►

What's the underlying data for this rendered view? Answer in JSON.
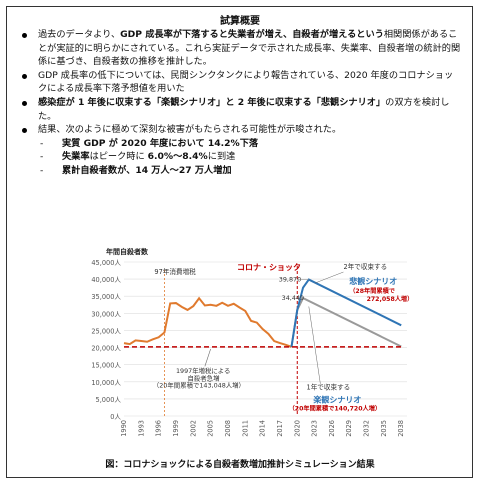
{
  "title": "試算概要",
  "bullets": [
    {
      "parts": [
        {
          "t": "過去のデータより、",
          "b": false
        },
        {
          "t": "GDP 成長率が下落すると失業者が増え、自殺者が増えるという",
          "b": true
        }
      ],
      "cont": "相関関係があることが実証的に明らかにされている。これら実証データで示された成長率、失業率、自殺者増の統計的関係に基づき、自殺者数の推移を推計した。"
    },
    {
      "parts": [
        {
          "t": "GDP 成長率の低下については、民間シンクタンクにより報告されている、2020 年度のコロナショックによる成長率下落予想値を用いた",
          "b": false
        }
      ],
      "cont": ""
    },
    {
      "parts": [
        {
          "t": "感染症が 1 年後に収束する「楽観シナリオ」と 2 年後に収束する「悲観シナリオ」",
          "b": true
        },
        {
          "t": "の双方を検討した。",
          "b": false
        }
      ],
      "cont": ""
    },
    {
      "parts": [
        {
          "t": "結果、次のように極めて深刻な被害がもたらされる可能性が示唆された。",
          "b": false
        }
      ],
      "cont": ""
    }
  ],
  "subitems": [
    {
      "dash": "-",
      "parts": [
        {
          "t": "実質 GDP が 2020 年度において 14.2%下落",
          "b": true
        }
      ]
    },
    {
      "dash": "-",
      "parts": [
        {
          "t": "失業率",
          "b": true
        },
        {
          "t": "はピーク時に ",
          "b": false
        },
        {
          "t": "6.0%～8.4%",
          "b": true
        },
        {
          "t": "に到達",
          "b": false
        }
      ]
    },
    {
      "dash": "-",
      "parts": [
        {
          "t": "累計自殺者数が、14 万人～27 万人増加",
          "b": true
        }
      ]
    }
  ],
  "chart_data": {
    "type": "line",
    "ylabel": "年間自殺者数",
    "ylim": [
      0,
      45000
    ],
    "yticks": [
      "0人",
      "5,000人",
      "10,000人",
      "15,000人",
      "20,000人",
      "25,000人",
      "30,000人",
      "35,000人",
      "40,000人",
      "45,000人"
    ],
    "xticks": [
      "1990",
      "1993",
      "1996",
      "1999",
      "2002",
      "2005",
      "2008",
      "2011",
      "2014",
      "2017",
      "2020",
      "2023",
      "2026",
      "2029",
      "2032",
      "2035",
      "2038"
    ],
    "series": [
      {
        "name": "historical",
        "color": "#E07A2E",
        "x": [
          1990,
          1991,
          1992,
          1993,
          1994,
          1995,
          1996,
          1997,
          1998,
          1999,
          2000,
          2001,
          2002,
          2003,
          2004,
          2005,
          2006,
          2007,
          2008,
          2009,
          2010,
          2011,
          2012,
          2013,
          2014,
          2015,
          2016,
          2017,
          2018,
          2019
        ],
        "y": [
          21300,
          21000,
          22100,
          21900,
          21700,
          22400,
          23000,
          24400,
          32900,
          33000,
          31900,
          31000,
          32100,
          34400,
          32300,
          32500,
          32200,
          33100,
          32200,
          32800,
          31700,
          30700,
          27800,
          27300,
          25400,
          24000,
          21900,
          21300,
          20800,
          20200
        ]
      },
      {
        "name": "楽観シナリオ",
        "color": "#9a9a9a",
        "x": [
          2019,
          2020,
          2021,
          2038
        ],
        "y": [
          20200,
          31000,
          34449,
          20300
        ]
      },
      {
        "name": "悲観シナリオ",
        "color": "#2F75B5",
        "x": [
          2019,
          2020,
          2021,
          2022,
          2038
        ],
        "y": [
          20200,
          31000,
          37500,
          39870,
          26500
        ]
      },
      {
        "name": "baseline",
        "color": "#C00000",
        "x": [
          1990,
          2038
        ],
        "y": [
          20200,
          20200
        ]
      }
    ],
    "annotations": {
      "shock_label": "コロナ・ショック",
      "tax1997": "97年消費増税",
      "tax1997_desc1": "1997年増税による",
      "tax1997_desc2": "自殺者急増",
      "tax1997_desc3": "（20年間累積で143,048人増）",
      "pess_top": "2年で収束する",
      "pess_name": "悲観シナリオ",
      "pess_sub": "（28年間累積で",
      "pess_sub2": "272,058人増）",
      "opt_top": "1年で収束する",
      "opt_name": "楽観シナリオ",
      "opt_sub": "（20年間累積で140,720人増）",
      "peak_pess": "39,870",
      "peak_opt": "34,449"
    }
  },
  "caption": "図：コロナショックによる自殺者数増加推計シミュレーション結果"
}
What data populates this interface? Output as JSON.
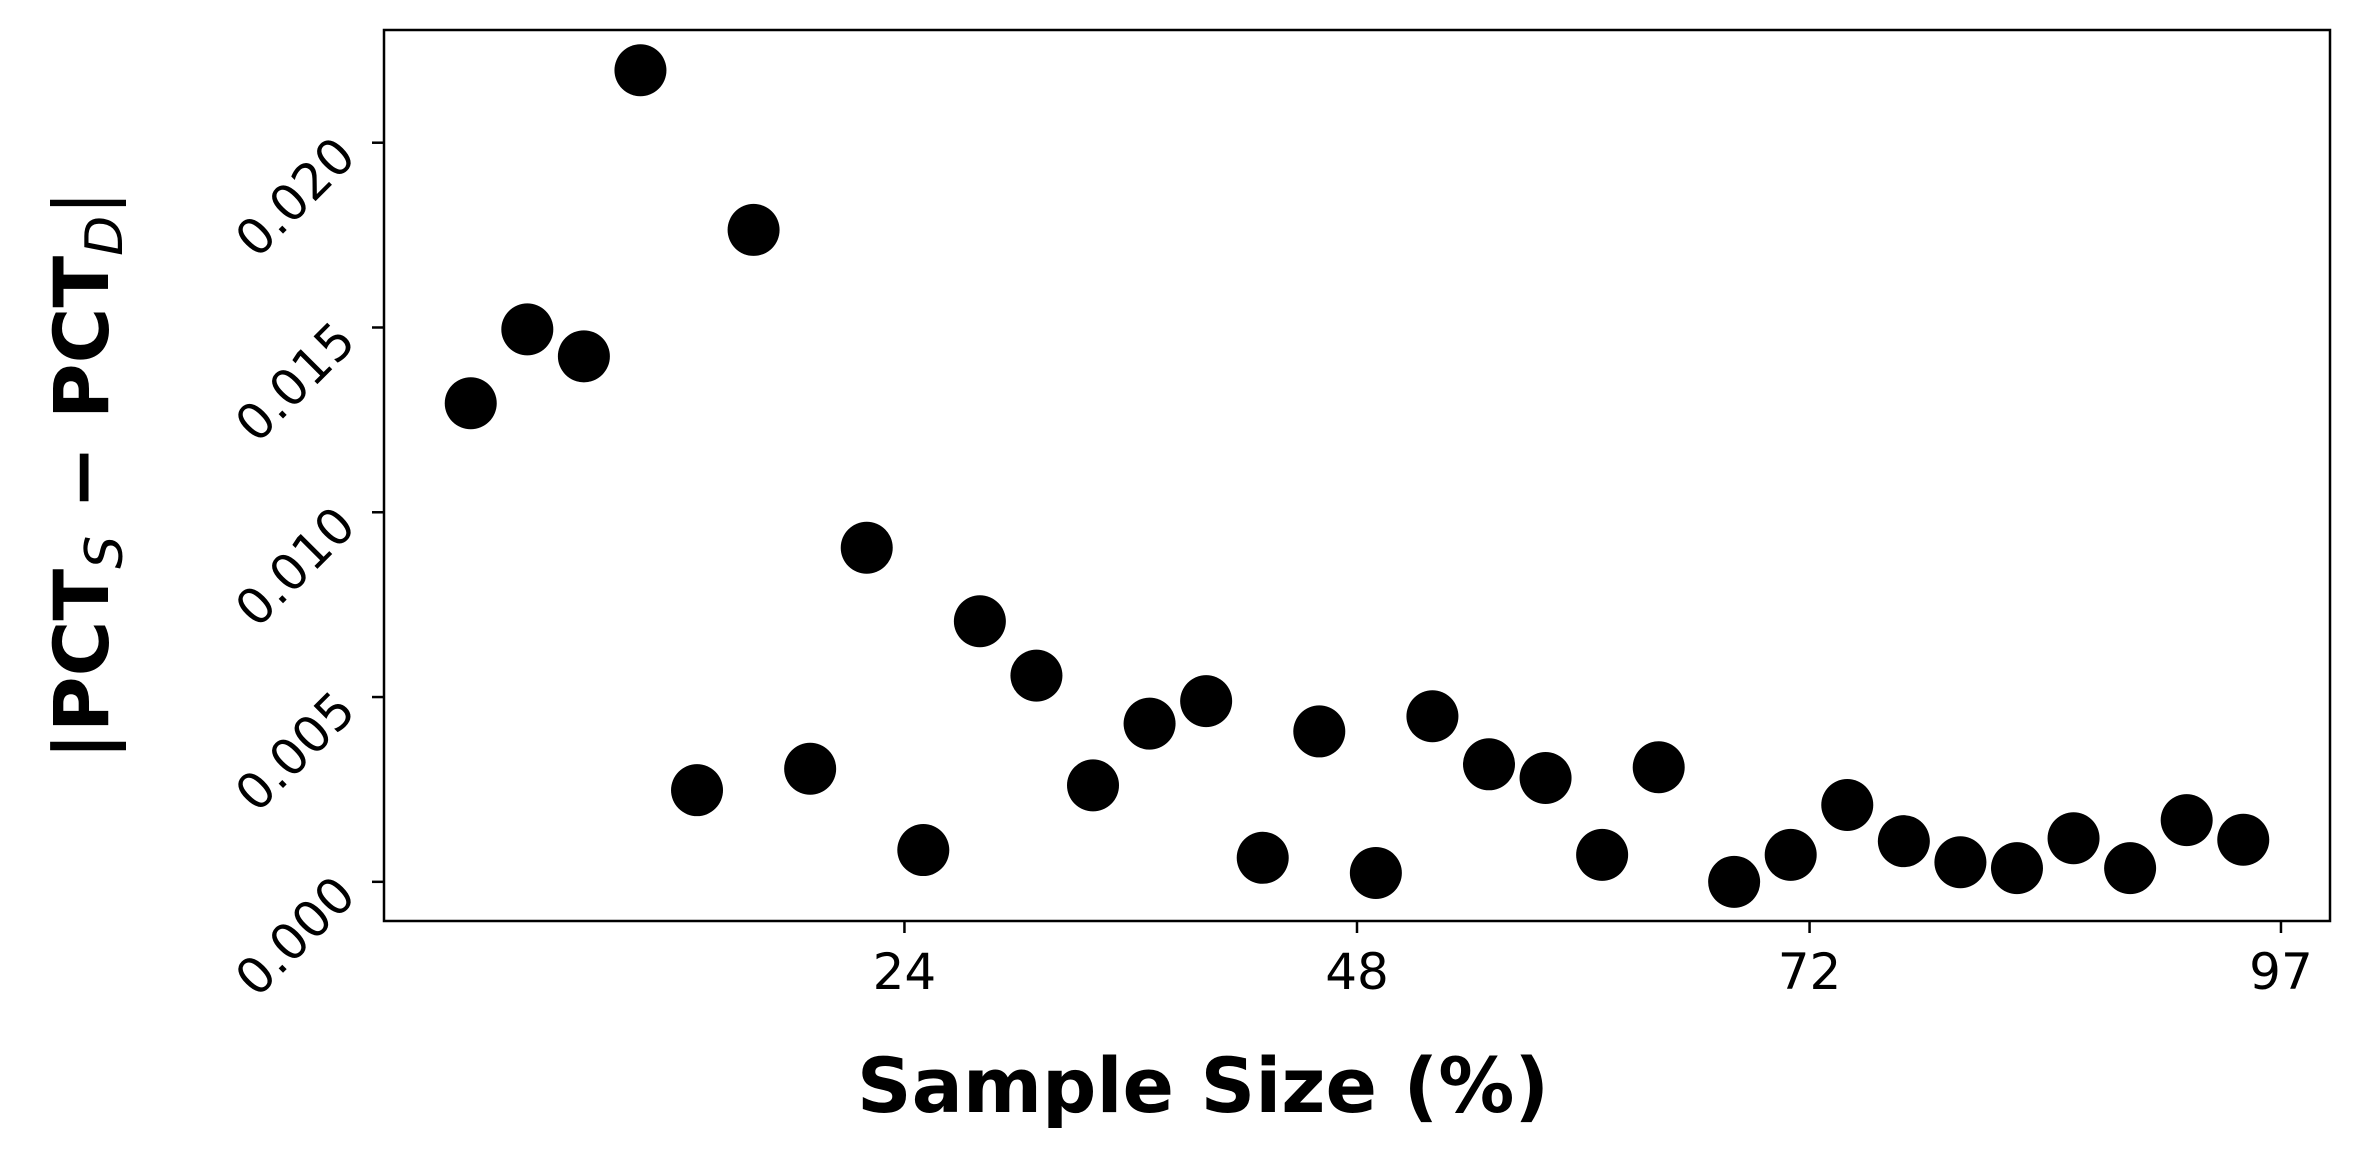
{
  "chart_data": {
    "type": "scatter",
    "xlabel": "Sample Size (%)",
    "ylabel": [
      "|PCT",
      "S",
      " − PCT",
      "D",
      "|"
    ],
    "x": [
      1,
      4,
      7,
      10,
      13,
      16,
      19,
      22,
      25,
      28,
      31,
      34,
      37,
      40,
      43,
      46,
      49,
      52,
      55,
      58,
      61,
      64,
      68,
      71,
      74,
      77,
      80,
      83,
      86,
      89,
      92,
      95
    ],
    "values": [
      0.01295,
      0.01495,
      0.01422,
      0.02196,
      0.00248,
      0.01764,
      0.00306,
      0.00904,
      0.00086,
      0.00705,
      0.00558,
      0.00261,
      0.00428,
      0.00489,
      0.00065,
      0.00407,
      0.00024,
      0.00448,
      0.00318,
      0.00281,
      0.00073,
      0.0031,
      0.0,
      0.00073,
      0.00208,
      0.0011,
      0.00053,
      0.00037,
      0.00118,
      0.00037,
      0.00167,
      0.00114
    ],
    "color": "#000000",
    "xlim": [
      -3.6,
      99.6
    ],
    "xticks": [
      24,
      48,
      72,
      97
    ],
    "ylim": [
      -0.00106,
      0.02305
    ],
    "yticks": [
      {
        "value": 0,
        "label": "0.000"
      },
      {
        "value": 0.005,
        "label": "0.005"
      },
      {
        "value": 0.01,
        "label": "0.010"
      },
      {
        "value": 0.015,
        "label": "0.015"
      },
      {
        "value": 0.02,
        "label": "0.020"
      }
    ],
    "grid": false
  }
}
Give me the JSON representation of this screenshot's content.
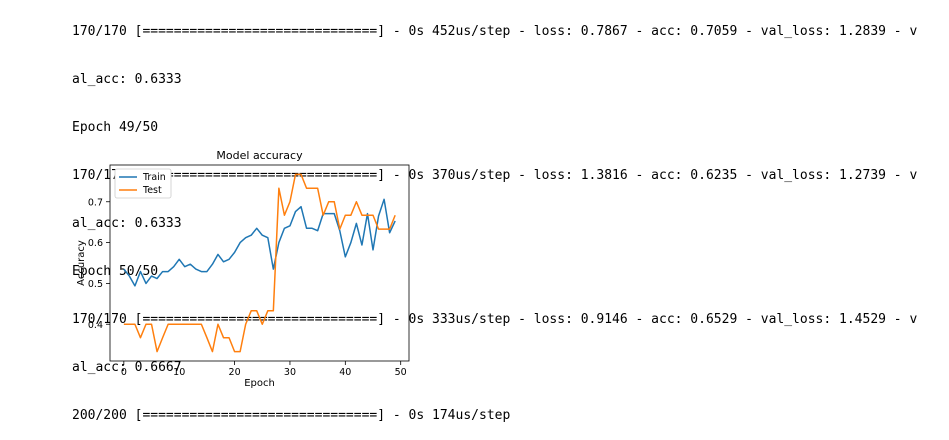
{
  "output": {
    "lines": [
      "170/170 [==============================] - 0s 452us/step - loss: 0.7867 - acc: 0.7059 - val_loss: 1.2839 - v",
      "al_acc: 0.6333",
      "Epoch 49/50",
      "170/170 [==============================] - 0s 370us/step - loss: 1.3816 - acc: 0.6235 - val_loss: 1.2739 - v",
      "al_acc: 0.6333",
      "Epoch 50/50",
      "170/170 [==============================] - 0s 333us/step - loss: 0.9146 - acc: 0.6529 - val_loss: 1.4529 - v",
      "al_acc: 0.6667",
      "200/200 [==============================] - 0s 174us/step"
    ]
  },
  "chart_data": {
    "type": "line",
    "title": "Model accuracy",
    "xlabel": "Epoch",
    "ylabel": "Accuracy",
    "xlim": [
      -2.5,
      51.5
    ],
    "ylim": [
      0.31,
      0.79
    ],
    "xticks": [
      0,
      10,
      20,
      30,
      40,
      50
    ],
    "yticks": [
      0.4,
      0.5,
      0.6,
      0.7
    ],
    "legend_position": "top-left",
    "grid": false,
    "x": [
      0,
      1,
      2,
      3,
      4,
      5,
      6,
      7,
      8,
      9,
      10,
      11,
      12,
      13,
      14,
      15,
      16,
      17,
      18,
      19,
      20,
      21,
      22,
      23,
      24,
      25,
      26,
      27,
      28,
      29,
      30,
      31,
      32,
      33,
      34,
      35,
      36,
      37,
      38,
      39,
      40,
      41,
      42,
      43,
      44,
      45,
      46,
      47,
      48,
      49
    ],
    "series": [
      {
        "name": "Train",
        "color": "#1f77b4",
        "values": [
          0.535,
          0.518,
          0.494,
          0.529,
          0.5,
          0.518,
          0.512,
          0.529,
          0.529,
          0.541,
          0.559,
          0.541,
          0.547,
          0.535,
          0.529,
          0.529,
          0.547,
          0.571,
          0.553,
          0.559,
          0.576,
          0.6,
          0.612,
          0.618,
          0.635,
          0.618,
          0.612,
          0.535,
          0.6,
          0.635,
          0.641,
          0.676,
          0.688,
          0.635,
          0.635,
          0.629,
          0.671,
          0.671,
          0.671,
          0.629,
          0.565,
          0.6,
          0.647,
          0.594,
          0.671,
          0.582,
          0.665,
          0.706,
          0.624,
          0.653
        ]
      },
      {
        "name": "Test",
        "color": "#ff7f0e",
        "values": [
          0.4,
          0.4,
          0.4,
          0.367,
          0.4,
          0.4,
          0.333,
          0.367,
          0.4,
          0.4,
          0.4,
          0.4,
          0.4,
          0.4,
          0.4,
          0.367,
          0.333,
          0.4,
          0.367,
          0.367,
          0.333,
          0.333,
          0.4,
          0.433,
          0.433,
          0.4,
          0.433,
          0.433,
          0.733,
          0.667,
          0.7,
          0.767,
          0.767,
          0.733,
          0.733,
          0.733,
          0.667,
          0.7,
          0.7,
          0.633,
          0.667,
          0.667,
          0.7,
          0.667,
          0.667,
          0.667,
          0.633,
          0.633,
          0.633,
          0.667
        ]
      }
    ]
  }
}
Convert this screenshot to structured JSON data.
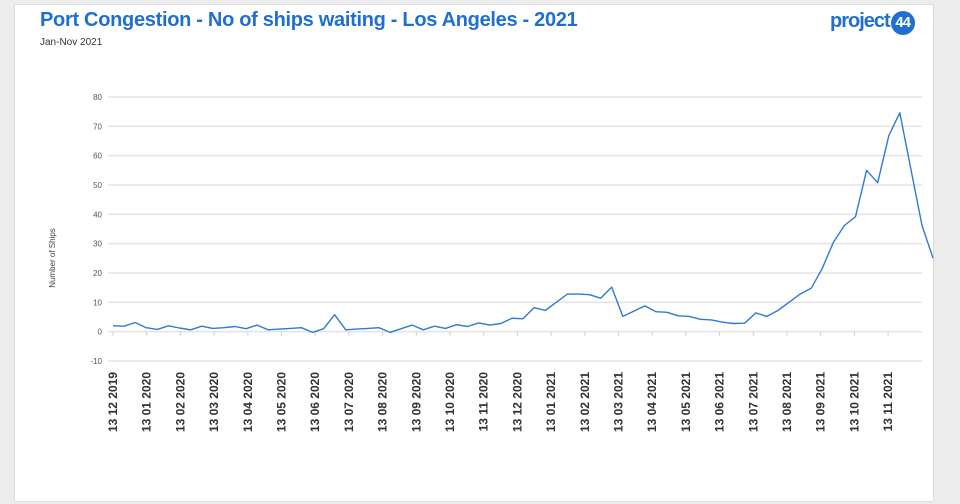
{
  "header": {
    "title": "Port Congestion - No of ships waiting - Los Angeles - 2021",
    "subtitle": "Jan-Nov 2021",
    "logo_text": "project",
    "logo_badge": "44"
  },
  "chart_data": {
    "type": "line",
    "title": "Port Congestion - No of ships waiting - Los Angeles - 2021",
    "subtitle": "Jan-Nov 2021",
    "xlabel": "",
    "ylabel": "Number of Ships",
    "ylim": [
      -10,
      80
    ],
    "yticks": [
      -10,
      0,
      10,
      20,
      30,
      40,
      50,
      60,
      70,
      80
    ],
    "xtick_labels": [
      "13 12 2019",
      "13 01 2020",
      "13 02 2020",
      "13 03 2020",
      "13 04 2020",
      "13 05 2020",
      "13 06 2020",
      "13 07 2020",
      "13 08 2020",
      "13 09 2020",
      "13 10 2020",
      "13 11 2020",
      "13 12 2020",
      "13 01 2021",
      "13 02 2021",
      "13 03 2021",
      "13 04 2021",
      "13 05 2021",
      "13 06 2021",
      "13 07 2021",
      "13 08 2021",
      "13 09 2021",
      "13 10 2021",
      "13 11 2021"
    ],
    "x_unit": "days since 13 12 2019 (10-day steps)",
    "x_range": [
      0,
      730
    ],
    "series": [
      {
        "name": "Ships waiting",
        "color": "#2f7ad6",
        "values": [
          2,
          2,
          3,
          1,
          1,
          2,
          1,
          1,
          2,
          1,
          1,
          2,
          1,
          2,
          1,
          1,
          1,
          1,
          0,
          1,
          5,
          1,
          1,
          1,
          1,
          0,
          1,
          2,
          1,
          2,
          1,
          2,
          2,
          3,
          2,
          4,
          5,
          4,
          7,
          8,
          10,
          12,
          14,
          13,
          11,
          14,
          6,
          7,
          8,
          8,
          7,
          5,
          4,
          5,
          4,
          3,
          4,
          3,
          6,
          4,
          8,
          10,
          12,
          16,
          22,
          30,
          35,
          40,
          55,
          50,
          68,
          75,
          55,
          35,
          25
        ]
      }
    ],
    "grid": true
  }
}
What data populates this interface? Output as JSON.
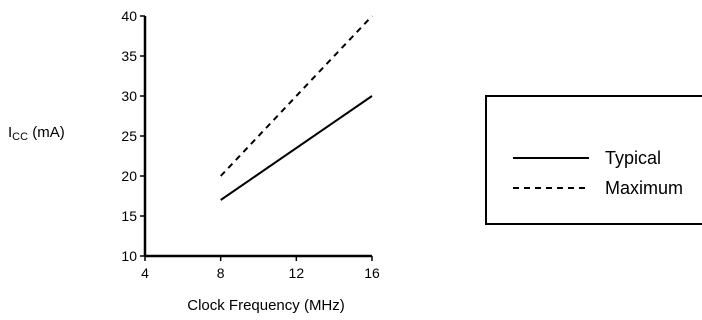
{
  "chart_data": {
    "type": "line",
    "title": "",
    "xlabel": "Clock Frequency (MHz)",
    "ylabel": {
      "main": "I",
      "subscript": "CC",
      "unit": " (mA)"
    },
    "xlim": [
      4,
      16
    ],
    "ylim": [
      10,
      40
    ],
    "x_ticks": [
      4,
      8,
      12,
      16
    ],
    "y_ticks": [
      10,
      15,
      20,
      25,
      30,
      35,
      40
    ],
    "grid": false,
    "legend_position": "right",
    "series": [
      {
        "name": "Typical",
        "style": "solid",
        "x": [
          8,
          16
        ],
        "y": [
          17,
          30
        ]
      },
      {
        "name": "Maximum",
        "style": "dashed",
        "x": [
          8,
          16
        ],
        "y": [
          20,
          40
        ]
      }
    ],
    "colors": {
      "line": "#000000",
      "axis": "#000000",
      "background": "#ffffff"
    }
  }
}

◄

● **SHORT PROBLEM**
Give only the number of lines in the data that include the string "xlabel".

● **SOLUTION TO THE EXERCISE**
4